◆ **DIRECTIONS FOR THIS TASK**:
Write out every line of the material as it stands, apart from the pictures.
>>>>>
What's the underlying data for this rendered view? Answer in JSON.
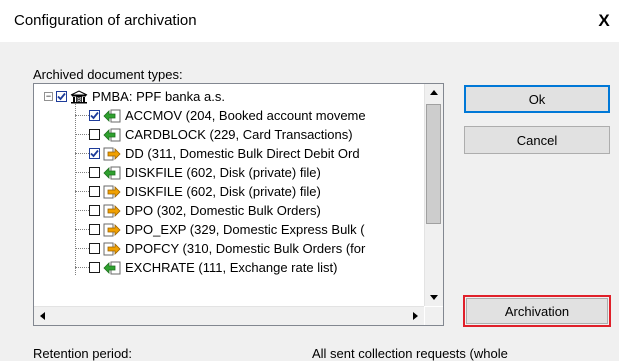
{
  "window": {
    "title": "Configuration of archivation",
    "close_glyph": "X"
  },
  "archived_types": {
    "label": "Archived document types:",
    "root": {
      "label": "PMBA: PPF banka a.s.",
      "checked": true,
      "expanded": true,
      "icon": "bank-icon"
    },
    "items": [
      {
        "label": "ACCMOV (204, Booked account moveme",
        "checked": true,
        "icon": "arrow-left-green-icon"
      },
      {
        "label": "CARDBLOCK (229, Card Transactions)",
        "checked": false,
        "icon": "arrow-left-green-icon"
      },
      {
        "label": "DD (311, Domestic Bulk Direct Debit Ord",
        "checked": true,
        "icon": "arrow-right-orange-icon"
      },
      {
        "label": "DISKFILE (602, Disk (private) file)",
        "checked": false,
        "icon": "arrow-left-green-icon"
      },
      {
        "label": "DISKFILE (602, Disk (private) file)",
        "checked": false,
        "icon": "arrow-right-orange-icon"
      },
      {
        "label": "DPO (302, Domestic Bulk Orders)",
        "checked": false,
        "icon": "arrow-right-orange-icon"
      },
      {
        "label": "DPO_EXP (329, Domestic Express Bulk (",
        "checked": false,
        "icon": "arrow-right-orange-icon"
      },
      {
        "label": "DPOFCY (310, Domestic Bulk Orders (for",
        "checked": false,
        "icon": "arrow-right-orange-icon"
      },
      {
        "label": "EXCHRATE (111, Exchange rate list)",
        "checked": false,
        "icon": "arrow-left-green-icon"
      }
    ]
  },
  "buttons": {
    "ok": "Ok",
    "cancel": "Cancel",
    "archivation": "Archivation"
  },
  "bottom": {
    "retention_label": "Retention period:",
    "collection_text": "All sent collection requests (whole"
  },
  "colors": {
    "highlight": "#e0202a",
    "check": "#1e3c9a",
    "green_arrow": "#2fa12f",
    "orange_arrow": "#f0a000"
  }
}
<<<<<
◆ **RESULT OF THIS EXERCISE**:
What's the underlying data for this rendered view? Answer in JSON.
{
  "window": {
    "title": "Configuration of archivation",
    "close_glyph": "X"
  },
  "archived_types": {
    "label": "Archived document types:",
    "root": {
      "label": "PMBA: PPF banka a.s.",
      "checked": true,
      "expanded": true,
      "icon": "bank-icon"
    },
    "items": [
      {
        "label": "ACCMOV (204, Booked account moveme",
        "checked": true,
        "icon": "arrow-left-green-icon"
      },
      {
        "label": "CARDBLOCK (229, Card Transactions)",
        "checked": false,
        "icon": "arrow-left-green-icon"
      },
      {
        "label": "DD (311, Domestic Bulk Direct Debit Ord",
        "checked": true,
        "icon": "arrow-right-orange-icon"
      },
      {
        "label": "DISKFILE (602, Disk (private) file)",
        "checked": false,
        "icon": "arrow-left-green-icon"
      },
      {
        "label": "DISKFILE (602, Disk (private) file)",
        "checked": false,
        "icon": "arrow-right-orange-icon"
      },
      {
        "label": "DPO (302, Domestic Bulk Orders)",
        "checked": false,
        "icon": "arrow-right-orange-icon"
      },
      {
        "label": "DPO_EXP (329, Domestic Express Bulk (",
        "checked": false,
        "icon": "arrow-right-orange-icon"
      },
      {
        "label": "DPOFCY (310, Domestic Bulk Orders (for",
        "checked": false,
        "icon": "arrow-right-orange-icon"
      },
      {
        "label": "EXCHRATE (111, Exchange rate list)",
        "checked": false,
        "icon": "arrow-left-green-icon"
      }
    ]
  },
  "buttons": {
    "ok": "Ok",
    "cancel": "Cancel",
    "archivation": "Archivation"
  },
  "bottom": {
    "retention_label": "Retention period:",
    "collection_text": "All sent collection requests (whole"
  },
  "colors": {
    "highlight": "#e0202a",
    "check": "#1e3c9a",
    "green_arrow": "#2fa12f",
    "orange_arrow": "#f0a000"
  }
}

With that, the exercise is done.